(TASK DESCRIPTION) Count every line in the data below where "homepage" occurs, then state that number and nothing more.

Extracted data entries
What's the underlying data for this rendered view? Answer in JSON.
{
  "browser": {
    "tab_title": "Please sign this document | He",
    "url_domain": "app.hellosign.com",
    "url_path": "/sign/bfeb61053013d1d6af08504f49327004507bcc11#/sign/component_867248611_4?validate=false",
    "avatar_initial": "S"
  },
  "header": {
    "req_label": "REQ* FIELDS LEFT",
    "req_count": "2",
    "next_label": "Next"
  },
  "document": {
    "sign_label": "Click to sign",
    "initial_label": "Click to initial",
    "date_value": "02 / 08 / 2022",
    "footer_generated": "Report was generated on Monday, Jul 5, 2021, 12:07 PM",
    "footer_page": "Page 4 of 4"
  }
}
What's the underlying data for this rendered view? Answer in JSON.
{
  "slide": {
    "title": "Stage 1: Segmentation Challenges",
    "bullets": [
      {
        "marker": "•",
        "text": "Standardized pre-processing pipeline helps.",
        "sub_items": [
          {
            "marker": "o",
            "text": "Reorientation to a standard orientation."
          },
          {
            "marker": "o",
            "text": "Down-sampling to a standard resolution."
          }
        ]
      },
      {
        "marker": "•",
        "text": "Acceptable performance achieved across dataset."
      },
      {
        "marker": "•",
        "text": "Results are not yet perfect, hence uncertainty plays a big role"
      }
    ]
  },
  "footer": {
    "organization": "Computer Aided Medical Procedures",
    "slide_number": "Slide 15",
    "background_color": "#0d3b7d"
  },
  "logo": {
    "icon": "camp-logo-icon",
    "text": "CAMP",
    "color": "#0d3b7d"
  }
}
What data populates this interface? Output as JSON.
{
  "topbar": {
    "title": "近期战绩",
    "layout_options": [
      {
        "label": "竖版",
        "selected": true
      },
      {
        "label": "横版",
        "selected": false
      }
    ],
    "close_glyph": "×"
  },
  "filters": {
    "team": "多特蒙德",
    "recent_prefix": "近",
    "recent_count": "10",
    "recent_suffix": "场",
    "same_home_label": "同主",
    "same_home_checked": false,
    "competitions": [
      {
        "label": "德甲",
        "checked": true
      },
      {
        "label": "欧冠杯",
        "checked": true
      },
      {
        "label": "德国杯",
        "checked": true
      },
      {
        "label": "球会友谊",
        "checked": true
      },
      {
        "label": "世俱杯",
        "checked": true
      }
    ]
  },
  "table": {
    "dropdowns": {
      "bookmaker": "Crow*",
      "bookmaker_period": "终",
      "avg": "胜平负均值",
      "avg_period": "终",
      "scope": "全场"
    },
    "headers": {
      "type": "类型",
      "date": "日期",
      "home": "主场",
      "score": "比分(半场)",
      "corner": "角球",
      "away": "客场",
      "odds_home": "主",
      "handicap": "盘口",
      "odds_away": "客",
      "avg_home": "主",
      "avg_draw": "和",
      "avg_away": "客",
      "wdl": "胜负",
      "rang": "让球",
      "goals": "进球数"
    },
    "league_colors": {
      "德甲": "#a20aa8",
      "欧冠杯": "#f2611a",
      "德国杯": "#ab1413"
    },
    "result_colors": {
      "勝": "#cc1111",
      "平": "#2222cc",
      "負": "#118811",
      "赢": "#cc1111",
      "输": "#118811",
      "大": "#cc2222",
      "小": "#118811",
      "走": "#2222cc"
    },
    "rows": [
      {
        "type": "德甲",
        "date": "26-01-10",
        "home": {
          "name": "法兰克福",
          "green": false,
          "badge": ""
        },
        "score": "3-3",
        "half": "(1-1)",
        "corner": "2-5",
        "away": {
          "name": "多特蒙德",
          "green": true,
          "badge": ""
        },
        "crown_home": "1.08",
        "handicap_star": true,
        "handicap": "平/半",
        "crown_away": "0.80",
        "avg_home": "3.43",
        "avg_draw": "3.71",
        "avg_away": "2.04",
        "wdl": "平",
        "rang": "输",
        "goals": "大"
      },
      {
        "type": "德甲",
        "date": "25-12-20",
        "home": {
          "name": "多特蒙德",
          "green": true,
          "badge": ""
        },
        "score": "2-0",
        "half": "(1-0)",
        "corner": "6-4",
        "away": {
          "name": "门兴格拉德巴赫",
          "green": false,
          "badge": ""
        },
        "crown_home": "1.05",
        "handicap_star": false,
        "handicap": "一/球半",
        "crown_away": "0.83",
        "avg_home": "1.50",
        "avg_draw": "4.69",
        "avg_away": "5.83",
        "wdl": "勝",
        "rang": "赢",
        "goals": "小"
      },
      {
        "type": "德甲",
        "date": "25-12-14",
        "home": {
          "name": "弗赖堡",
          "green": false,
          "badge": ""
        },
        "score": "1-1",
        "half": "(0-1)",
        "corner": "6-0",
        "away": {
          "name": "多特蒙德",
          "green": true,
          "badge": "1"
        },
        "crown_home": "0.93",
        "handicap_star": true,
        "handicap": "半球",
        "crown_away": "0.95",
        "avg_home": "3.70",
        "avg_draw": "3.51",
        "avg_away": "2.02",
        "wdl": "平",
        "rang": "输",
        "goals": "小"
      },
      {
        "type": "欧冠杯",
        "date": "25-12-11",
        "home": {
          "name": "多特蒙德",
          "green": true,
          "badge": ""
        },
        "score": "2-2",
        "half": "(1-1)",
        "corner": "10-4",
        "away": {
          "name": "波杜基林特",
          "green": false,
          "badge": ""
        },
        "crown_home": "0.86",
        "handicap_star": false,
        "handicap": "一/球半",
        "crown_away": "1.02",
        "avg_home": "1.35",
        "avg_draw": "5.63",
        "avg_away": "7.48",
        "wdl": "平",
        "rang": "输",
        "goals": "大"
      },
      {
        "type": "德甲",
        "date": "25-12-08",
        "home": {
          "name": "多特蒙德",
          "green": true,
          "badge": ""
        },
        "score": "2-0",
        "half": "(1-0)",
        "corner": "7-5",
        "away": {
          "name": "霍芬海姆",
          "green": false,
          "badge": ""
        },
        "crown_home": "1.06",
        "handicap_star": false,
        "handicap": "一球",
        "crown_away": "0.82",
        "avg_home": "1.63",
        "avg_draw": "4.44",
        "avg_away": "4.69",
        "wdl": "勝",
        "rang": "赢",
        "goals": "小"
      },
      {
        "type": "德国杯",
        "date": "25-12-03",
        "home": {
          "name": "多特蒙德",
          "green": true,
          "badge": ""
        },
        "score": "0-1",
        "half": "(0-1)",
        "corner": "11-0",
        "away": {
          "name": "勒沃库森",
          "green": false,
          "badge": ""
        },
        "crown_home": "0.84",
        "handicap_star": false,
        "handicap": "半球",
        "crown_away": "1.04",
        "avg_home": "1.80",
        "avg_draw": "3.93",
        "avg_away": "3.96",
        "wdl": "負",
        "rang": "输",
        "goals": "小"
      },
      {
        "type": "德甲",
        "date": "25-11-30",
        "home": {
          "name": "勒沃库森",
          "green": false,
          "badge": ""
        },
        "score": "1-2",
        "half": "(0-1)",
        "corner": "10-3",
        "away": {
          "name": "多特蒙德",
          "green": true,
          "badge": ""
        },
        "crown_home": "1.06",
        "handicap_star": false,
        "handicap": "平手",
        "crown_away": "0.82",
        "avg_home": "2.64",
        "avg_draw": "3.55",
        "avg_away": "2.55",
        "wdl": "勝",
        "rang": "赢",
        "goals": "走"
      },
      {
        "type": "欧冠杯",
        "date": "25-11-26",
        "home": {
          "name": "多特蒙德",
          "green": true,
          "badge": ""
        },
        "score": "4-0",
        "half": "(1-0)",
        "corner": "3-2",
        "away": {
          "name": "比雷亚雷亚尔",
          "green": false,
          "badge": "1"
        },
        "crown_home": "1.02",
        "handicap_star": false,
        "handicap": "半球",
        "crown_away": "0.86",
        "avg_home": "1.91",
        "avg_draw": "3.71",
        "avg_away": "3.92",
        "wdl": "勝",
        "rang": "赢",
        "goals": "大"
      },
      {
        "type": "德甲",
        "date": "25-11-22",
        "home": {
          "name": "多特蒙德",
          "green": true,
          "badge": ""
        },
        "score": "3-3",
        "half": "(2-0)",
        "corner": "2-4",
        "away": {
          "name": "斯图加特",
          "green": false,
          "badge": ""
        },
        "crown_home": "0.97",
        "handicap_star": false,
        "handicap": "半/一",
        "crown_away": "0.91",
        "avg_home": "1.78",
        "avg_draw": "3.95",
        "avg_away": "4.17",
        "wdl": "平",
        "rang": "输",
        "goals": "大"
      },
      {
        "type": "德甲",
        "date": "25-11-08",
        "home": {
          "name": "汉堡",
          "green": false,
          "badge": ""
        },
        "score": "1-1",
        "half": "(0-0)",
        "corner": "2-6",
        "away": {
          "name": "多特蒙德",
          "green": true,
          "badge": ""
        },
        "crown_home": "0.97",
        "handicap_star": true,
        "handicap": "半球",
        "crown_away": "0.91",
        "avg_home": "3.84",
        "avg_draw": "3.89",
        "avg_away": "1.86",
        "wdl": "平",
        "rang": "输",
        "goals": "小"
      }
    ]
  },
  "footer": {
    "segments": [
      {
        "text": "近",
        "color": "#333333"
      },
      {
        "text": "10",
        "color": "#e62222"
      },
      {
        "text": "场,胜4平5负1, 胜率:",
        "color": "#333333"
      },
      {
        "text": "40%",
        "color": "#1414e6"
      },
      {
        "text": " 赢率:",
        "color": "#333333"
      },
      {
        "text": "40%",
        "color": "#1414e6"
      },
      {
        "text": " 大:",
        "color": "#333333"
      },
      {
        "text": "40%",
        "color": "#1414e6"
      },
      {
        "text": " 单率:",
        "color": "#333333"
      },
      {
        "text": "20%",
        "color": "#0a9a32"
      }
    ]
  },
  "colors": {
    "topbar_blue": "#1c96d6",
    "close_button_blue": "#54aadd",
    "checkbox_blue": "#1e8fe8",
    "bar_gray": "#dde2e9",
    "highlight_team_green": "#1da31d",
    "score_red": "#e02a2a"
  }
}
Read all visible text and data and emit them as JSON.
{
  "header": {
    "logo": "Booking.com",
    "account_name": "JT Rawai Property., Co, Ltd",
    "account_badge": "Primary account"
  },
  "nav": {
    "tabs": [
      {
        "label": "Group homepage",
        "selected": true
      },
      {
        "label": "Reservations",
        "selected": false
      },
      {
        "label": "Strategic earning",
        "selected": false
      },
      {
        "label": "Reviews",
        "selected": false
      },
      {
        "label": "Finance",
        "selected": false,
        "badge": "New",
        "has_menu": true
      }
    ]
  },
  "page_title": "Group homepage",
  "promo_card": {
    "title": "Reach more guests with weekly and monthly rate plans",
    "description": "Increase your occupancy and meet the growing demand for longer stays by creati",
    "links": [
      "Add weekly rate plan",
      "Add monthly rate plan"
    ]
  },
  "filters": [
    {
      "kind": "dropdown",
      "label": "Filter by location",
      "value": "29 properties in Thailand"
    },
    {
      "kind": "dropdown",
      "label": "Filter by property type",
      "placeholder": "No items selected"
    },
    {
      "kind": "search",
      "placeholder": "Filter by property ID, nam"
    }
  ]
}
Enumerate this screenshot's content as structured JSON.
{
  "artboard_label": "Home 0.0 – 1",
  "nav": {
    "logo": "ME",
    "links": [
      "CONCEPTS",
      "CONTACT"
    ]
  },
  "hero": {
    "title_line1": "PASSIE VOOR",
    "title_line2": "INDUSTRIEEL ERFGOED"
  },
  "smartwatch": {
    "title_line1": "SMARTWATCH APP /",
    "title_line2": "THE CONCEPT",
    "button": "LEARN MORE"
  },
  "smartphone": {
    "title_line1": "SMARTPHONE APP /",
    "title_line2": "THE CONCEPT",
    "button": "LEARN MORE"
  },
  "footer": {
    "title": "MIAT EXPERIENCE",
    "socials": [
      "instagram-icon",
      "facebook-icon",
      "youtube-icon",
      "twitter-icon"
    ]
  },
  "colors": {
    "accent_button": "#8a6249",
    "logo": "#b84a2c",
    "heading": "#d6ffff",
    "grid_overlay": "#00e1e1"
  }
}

(THE RESULT) 2